» Actions to take
1 - Summarize the passage on postal strikes and self numbers in two sentences.
2 - Carry on the passage about postal strikes and self numbers, writing the part that would follow its final sentence.

» Provided passage
::::
As Christmas approaches, I always try and get my cards out in good time. This year there is significant industrial action by the postal workers in the UK: the Communication Workers Union (CWU) members are taking national strike action on 9, 11, 14, 15, 23 and 24 December. As a result, the last dates for posting cards in the UK have been moved forward to the 12^{th} December for second class and 16^{th} for first mail. This is quite a bit earlier than usual.

In this house we have worked hard to get our cards written and into the post so that they go by second class. A second class stamp costs 68p and a first class 75p. Second class should reach its destination between two and three days and first class should arrive at its destination the next day.

Rather thean being annoyed I do try and take the trouble to understand why people are striking. The CWU has said that its members want a pay rise that matches inflation (well over 10% here at the moment), and that members feel their management wants to turn Royal Mail into an organisation similar to Uber: the latter applies mainly to parcels.

For this blog post I decided I would write about either the number 68 or the number 75 as prices of stamps are in the forefront of my mind at the moment. Both are interesting – all numbers are! But 75 has a property that is described by a word that is known to all of us.

# Self Numbers

The number 75 is a self number. This means that it cannot be written as the sum of any other positive number plus its individual digits. (Note: Whenever I write about numbers, please assume that I am writing about them in base 10 unless I specify otherwise.) I hadn’t heard of self numbers before writing this post and have really enjoyed getting to know them.

As an example, the number 21 is not a self number as it can be expressed as: 15 + 1 + 5 = 21.

However, the number 20 is a self number. Consider the numbers 1 to 19. I’ll begin with the numbers 10 to 19 as the working is easier to see:

10: 10 + 1 + 0 = 11

11: 11 + 1 + 1 = 13

12: 12 + 1 + 2 = 15

13: 13 + 1 + 3 = 17

14: 14 + 1 + 4 = 19

15: 15 + 1 + 5 = 21

16: 16 + 1 + 6 = 23

17: 17 + 1 + 7 = 25

18: 18 + 1 + 8 = 27

19: 19 + 1 + 9 = 29

20: 20 + 2 + 0 = 22

Single digits are, I think, a little less obvious. But you are, effectively, just adding each number to itself – i.e., to its one digit:

1: 1 + 1 = 2

2: 2 + 2 = 4

3: 3 + 3 = 6

4: 4 + 4 = 8

5: 5 + 5 = 10

6: 6 + 6 = 12

7: 7 + 7 = 14

8: 8 + 8 = 16

9: 9 + 9 = 18

You can see that no number is going to match 20. It has fallen through the gap between 14 and 15.

And anything larger than 20 is too large before we even get to the stage of adding its digits. So, 20 is a self number.
::::
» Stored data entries
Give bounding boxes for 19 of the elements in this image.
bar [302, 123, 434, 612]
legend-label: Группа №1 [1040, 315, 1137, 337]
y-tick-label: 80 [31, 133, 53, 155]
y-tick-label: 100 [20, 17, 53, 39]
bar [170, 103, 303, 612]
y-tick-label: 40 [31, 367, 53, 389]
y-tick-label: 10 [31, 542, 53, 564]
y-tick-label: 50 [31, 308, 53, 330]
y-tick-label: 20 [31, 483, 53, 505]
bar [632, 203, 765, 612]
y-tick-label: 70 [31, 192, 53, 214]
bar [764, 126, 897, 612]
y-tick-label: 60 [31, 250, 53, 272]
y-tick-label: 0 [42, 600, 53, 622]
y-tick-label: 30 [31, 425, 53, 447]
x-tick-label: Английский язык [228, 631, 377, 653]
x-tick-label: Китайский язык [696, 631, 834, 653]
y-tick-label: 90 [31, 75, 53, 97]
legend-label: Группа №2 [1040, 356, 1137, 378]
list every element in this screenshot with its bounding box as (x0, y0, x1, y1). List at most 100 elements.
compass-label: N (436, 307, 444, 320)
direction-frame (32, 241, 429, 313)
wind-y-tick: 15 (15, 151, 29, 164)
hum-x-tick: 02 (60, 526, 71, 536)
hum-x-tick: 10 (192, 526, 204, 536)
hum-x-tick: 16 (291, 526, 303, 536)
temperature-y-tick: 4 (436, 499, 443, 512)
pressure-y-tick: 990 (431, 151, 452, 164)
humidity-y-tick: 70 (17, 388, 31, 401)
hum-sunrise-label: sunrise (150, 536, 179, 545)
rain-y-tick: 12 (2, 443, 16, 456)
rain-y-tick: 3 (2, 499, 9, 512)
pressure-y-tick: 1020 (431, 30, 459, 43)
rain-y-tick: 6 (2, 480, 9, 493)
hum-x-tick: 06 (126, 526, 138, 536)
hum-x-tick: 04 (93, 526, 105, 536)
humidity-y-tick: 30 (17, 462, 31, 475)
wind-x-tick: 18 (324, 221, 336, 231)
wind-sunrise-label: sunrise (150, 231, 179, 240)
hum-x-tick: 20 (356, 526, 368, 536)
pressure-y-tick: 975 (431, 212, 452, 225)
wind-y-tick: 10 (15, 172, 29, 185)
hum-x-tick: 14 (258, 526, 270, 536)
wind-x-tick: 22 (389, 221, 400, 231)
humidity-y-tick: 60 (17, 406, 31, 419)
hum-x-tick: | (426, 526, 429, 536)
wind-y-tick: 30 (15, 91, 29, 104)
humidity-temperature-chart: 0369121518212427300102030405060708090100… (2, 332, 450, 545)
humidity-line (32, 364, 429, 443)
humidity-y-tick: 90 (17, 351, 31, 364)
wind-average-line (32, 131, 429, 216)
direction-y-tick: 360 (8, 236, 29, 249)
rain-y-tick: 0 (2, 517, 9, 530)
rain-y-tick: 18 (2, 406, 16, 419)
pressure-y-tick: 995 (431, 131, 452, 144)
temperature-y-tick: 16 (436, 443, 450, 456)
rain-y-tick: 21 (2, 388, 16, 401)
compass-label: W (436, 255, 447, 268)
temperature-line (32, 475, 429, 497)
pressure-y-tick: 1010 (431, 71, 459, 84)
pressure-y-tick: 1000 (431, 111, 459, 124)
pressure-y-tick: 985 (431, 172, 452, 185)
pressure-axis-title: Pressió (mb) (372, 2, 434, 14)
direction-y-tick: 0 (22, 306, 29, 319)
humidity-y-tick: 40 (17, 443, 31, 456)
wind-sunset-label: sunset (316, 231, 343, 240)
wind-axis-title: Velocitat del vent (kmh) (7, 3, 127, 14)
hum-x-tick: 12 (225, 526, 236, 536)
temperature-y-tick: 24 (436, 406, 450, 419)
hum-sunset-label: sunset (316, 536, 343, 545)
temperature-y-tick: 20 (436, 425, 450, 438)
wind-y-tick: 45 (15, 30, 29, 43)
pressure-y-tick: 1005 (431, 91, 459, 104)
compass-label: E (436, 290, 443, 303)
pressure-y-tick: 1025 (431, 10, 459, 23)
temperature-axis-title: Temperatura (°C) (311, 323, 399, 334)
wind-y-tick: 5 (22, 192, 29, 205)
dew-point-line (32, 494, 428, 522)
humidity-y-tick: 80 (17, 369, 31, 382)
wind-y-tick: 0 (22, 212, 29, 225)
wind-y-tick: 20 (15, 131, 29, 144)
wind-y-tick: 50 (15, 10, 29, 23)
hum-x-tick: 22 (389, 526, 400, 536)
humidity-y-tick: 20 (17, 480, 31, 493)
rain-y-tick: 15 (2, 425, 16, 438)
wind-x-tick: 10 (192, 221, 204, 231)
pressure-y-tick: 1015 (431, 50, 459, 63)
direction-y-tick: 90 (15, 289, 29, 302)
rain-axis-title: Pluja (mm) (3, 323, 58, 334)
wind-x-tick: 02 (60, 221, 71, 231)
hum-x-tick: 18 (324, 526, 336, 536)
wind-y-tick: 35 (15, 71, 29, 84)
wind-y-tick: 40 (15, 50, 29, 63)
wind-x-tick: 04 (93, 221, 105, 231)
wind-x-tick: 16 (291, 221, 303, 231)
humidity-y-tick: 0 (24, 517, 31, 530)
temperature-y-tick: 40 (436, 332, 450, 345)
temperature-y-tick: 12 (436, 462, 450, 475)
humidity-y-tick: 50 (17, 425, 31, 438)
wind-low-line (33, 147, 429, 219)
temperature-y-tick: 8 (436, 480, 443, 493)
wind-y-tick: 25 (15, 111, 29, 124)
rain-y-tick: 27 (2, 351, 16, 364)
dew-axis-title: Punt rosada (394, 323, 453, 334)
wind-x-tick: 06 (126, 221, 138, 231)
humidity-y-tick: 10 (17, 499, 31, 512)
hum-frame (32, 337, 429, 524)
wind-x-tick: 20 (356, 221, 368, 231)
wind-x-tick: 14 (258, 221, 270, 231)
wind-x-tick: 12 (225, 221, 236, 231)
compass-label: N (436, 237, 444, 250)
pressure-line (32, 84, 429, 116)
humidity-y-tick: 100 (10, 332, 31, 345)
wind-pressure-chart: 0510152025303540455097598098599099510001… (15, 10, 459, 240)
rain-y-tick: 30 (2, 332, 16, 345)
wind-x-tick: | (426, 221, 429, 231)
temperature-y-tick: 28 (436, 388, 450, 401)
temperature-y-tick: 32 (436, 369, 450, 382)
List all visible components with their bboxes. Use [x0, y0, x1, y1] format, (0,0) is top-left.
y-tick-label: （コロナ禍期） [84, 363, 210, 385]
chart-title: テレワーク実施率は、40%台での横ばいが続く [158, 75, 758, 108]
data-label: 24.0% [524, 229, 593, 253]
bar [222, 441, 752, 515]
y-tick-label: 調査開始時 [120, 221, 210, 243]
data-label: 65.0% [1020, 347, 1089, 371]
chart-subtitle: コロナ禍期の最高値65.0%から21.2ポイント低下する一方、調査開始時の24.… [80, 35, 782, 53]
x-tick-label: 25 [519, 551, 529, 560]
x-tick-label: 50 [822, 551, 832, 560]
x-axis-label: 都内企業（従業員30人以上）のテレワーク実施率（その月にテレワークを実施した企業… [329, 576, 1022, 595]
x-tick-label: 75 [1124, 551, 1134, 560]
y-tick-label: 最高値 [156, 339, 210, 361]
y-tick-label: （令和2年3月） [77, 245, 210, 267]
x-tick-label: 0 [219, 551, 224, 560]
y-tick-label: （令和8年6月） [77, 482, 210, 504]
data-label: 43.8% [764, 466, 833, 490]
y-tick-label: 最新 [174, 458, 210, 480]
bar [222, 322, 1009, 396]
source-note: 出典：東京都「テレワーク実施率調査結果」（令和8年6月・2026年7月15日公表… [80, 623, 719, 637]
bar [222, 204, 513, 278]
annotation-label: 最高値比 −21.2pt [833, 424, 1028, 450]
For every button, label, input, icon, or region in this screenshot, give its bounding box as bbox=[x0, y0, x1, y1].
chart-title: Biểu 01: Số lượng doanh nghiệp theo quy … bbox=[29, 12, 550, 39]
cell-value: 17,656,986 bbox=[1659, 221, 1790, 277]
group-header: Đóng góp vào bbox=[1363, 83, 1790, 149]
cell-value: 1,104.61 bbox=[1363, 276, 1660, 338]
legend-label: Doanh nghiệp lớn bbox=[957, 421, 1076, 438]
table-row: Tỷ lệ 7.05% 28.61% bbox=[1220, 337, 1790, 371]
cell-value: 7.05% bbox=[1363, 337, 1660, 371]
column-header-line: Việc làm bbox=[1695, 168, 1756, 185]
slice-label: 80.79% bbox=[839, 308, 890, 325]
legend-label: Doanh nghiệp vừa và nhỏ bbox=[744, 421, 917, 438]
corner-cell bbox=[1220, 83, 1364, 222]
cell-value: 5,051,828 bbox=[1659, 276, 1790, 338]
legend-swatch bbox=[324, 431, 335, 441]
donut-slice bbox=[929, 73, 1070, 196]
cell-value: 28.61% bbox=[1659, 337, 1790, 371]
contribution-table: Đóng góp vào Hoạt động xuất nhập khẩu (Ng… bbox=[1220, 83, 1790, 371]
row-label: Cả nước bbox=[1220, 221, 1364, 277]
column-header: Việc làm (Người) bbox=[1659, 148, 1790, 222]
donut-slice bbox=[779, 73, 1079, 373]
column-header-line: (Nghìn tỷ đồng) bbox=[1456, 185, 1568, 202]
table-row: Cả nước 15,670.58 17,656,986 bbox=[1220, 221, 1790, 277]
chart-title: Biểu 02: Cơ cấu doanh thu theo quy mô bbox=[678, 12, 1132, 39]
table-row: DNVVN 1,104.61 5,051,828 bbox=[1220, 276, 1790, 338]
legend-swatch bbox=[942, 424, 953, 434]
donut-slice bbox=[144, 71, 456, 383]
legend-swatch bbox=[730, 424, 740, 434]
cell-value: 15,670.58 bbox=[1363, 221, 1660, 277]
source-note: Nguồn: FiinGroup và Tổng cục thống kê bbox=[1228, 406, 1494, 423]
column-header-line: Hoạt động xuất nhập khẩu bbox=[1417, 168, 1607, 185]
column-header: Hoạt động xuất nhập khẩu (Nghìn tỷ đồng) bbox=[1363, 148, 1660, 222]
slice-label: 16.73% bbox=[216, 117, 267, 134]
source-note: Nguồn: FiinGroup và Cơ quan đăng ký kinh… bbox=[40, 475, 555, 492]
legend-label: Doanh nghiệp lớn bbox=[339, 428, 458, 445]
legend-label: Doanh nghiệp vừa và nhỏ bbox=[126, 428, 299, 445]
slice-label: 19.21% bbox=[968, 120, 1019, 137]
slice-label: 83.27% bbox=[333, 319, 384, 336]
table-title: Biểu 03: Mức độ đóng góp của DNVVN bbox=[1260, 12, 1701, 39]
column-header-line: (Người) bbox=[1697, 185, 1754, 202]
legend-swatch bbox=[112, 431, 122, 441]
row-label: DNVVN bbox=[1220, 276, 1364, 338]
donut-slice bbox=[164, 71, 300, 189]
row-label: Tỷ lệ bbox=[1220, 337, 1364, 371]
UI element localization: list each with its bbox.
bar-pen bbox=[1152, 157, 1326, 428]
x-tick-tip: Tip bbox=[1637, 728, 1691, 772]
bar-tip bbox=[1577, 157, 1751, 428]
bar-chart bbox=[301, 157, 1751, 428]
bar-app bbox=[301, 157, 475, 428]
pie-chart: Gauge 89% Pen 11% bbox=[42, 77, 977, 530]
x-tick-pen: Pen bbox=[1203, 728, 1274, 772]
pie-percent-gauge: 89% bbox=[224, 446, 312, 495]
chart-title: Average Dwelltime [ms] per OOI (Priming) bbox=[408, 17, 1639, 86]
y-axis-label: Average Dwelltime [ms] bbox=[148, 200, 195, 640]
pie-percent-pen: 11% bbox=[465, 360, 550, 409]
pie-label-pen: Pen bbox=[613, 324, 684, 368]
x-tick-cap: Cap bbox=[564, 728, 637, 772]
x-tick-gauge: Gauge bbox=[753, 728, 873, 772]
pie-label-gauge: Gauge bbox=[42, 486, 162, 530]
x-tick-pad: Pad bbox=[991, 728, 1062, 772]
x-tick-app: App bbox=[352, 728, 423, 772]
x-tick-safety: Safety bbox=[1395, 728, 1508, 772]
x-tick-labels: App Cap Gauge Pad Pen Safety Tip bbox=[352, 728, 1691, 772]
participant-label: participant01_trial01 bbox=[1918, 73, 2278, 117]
::::
» Expected outputs
1 - Members of the Communication Workers Union are striking on several December dates in the UK, which has moved the last posting dates forward to 12 December for second class and 16 December for first class, and the writer notes that the strikers want a pay rise matching inflation. Prompted by stamp prices of 68p and 75p, the writer explains that 75 is a self number, meaning it cannot be written as another positive number plus that number's digits, and shows that 20 is also a self number because no number from 1 to 19 produces it.

2 -
The first few self numbers are:

1, 3, 5, 7, 9, 20, 31, 42, 53, 64, 75, 86, 97, 108, 110, 121, 132, 143, 154, 165, 176, 187, 198, 209, 211, 222, 233, 244, 255, 266, 277, 288, 299, 310, 312, 323, 334, 345, 356, 367, 378, 389, 400, 411, 413, 424, 435, 446, 457, 468, 479, 490 and so on.

You can see some patterns. Consider the numbers 20 to 97 in the list above. There is one self number in the twenties, one in the thirties, one in the forties and so on all the way up to the nineties. This is interesting. Why is this? And the same is true from 110 onwards.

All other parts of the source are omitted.